Task description
What follows is a set of records; repeat all of them exactly.
══ Given records ══
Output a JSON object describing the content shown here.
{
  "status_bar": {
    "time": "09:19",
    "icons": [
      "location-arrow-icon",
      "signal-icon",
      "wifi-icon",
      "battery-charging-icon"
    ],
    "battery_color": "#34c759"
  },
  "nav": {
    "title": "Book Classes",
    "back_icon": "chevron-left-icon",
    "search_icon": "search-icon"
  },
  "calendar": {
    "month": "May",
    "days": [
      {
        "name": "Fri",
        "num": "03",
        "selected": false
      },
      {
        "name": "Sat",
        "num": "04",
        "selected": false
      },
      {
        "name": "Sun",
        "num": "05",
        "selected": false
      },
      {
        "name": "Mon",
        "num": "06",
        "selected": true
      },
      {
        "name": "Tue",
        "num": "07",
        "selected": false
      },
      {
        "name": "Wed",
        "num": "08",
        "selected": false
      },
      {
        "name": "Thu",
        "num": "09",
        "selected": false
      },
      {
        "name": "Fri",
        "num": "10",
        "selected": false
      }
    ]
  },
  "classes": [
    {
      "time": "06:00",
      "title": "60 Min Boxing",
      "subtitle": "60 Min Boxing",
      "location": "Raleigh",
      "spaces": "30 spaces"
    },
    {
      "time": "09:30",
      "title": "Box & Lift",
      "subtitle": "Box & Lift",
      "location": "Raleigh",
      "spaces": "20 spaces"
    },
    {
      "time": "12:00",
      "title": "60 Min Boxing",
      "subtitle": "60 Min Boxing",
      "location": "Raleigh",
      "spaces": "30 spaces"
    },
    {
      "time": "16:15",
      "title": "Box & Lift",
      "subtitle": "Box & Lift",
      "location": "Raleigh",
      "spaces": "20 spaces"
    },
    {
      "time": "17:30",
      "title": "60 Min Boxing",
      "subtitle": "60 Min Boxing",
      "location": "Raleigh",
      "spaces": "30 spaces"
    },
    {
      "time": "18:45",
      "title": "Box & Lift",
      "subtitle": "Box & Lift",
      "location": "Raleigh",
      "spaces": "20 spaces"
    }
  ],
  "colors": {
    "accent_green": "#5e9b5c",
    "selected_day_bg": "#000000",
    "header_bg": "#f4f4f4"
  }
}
═══
Answer to the problem
Output a JSON object describing the content shown here.
{
  "status_bar": {
    "time": "09:19",
    "icons": [
      "location-arrow-icon",
      "signal-icon",
      "wifi-icon",
      "battery-charging-icon"
    ],
    "battery_color": "#34c759"
  },
  "nav": {
    "title": "Book Classes",
    "back_icon": "chevron-left-icon",
    "search_icon": "search-icon"
  },
  "calendar": {
    "month": "May",
    "days": [
      {
        "name": "Fri",
        "num": "03",
        "selected": false
      },
      {
        "name": "Sat",
        "num": "04",
        "selected": false
      },
      {
        "name": "Sun",
        "num": "05",
        "selected": false
      },
      {
        "name": "Mon",
        "num": "06",
        "selected": true
      },
      {
        "name": "Tue",
        "num": "07",
        "selected": false
      },
      {
        "name": "Wed",
        "num": "08",
        "selected": false
      },
      {
        "name": "Thu",
        "num": "09",
        "selected": false
      },
      {
        "name": "Fri",
        "num": "10",
        "selected": false
      }
    ]
  },
  "classes": [
    {
      "time": "06:00",
      "title": "60 Min Boxing",
      "subtitle": "60 Min Boxing",
      "location": "Raleigh",
      "spaces": "30 spaces"
    },
    {
      "time": "09:30",
      "title": "Box & Lift",
      "subtitle": "Box & Lift",
      "location": "Raleigh",
      "spaces": "20 spaces"
    },
    {
      "time": "12:00",
      "title": "60 Min Boxing",
      "subtitle": "60 Min Boxing",
      "location": "Raleigh",
      "spaces": "30 spaces"
    },
    {
      "time": "16:15",
      "title": "Box & Lift",
      "subtitle": "Box & Lift",
      "location": "Raleigh",
      "spaces": "20 spaces"
    },
    {
      "time": "17:30",
      "title": "60 Min Boxing",
      "subtitle": "60 Min Boxing",
      "location": "Raleigh",
      "spaces": "30 spaces"
    },
    {
      "time": "18:45",
      "title": "Box & Lift",
      "subtitle": "Box & Lift",
      "location": "Raleigh",
      "spaces": "20 spaces"
    }
  ],
  "colors": {
    "accent_green": "#5e9b5c",
    "selected_day_bg": "#000000",
    "header_bg": "#f4f4f4"
  }
}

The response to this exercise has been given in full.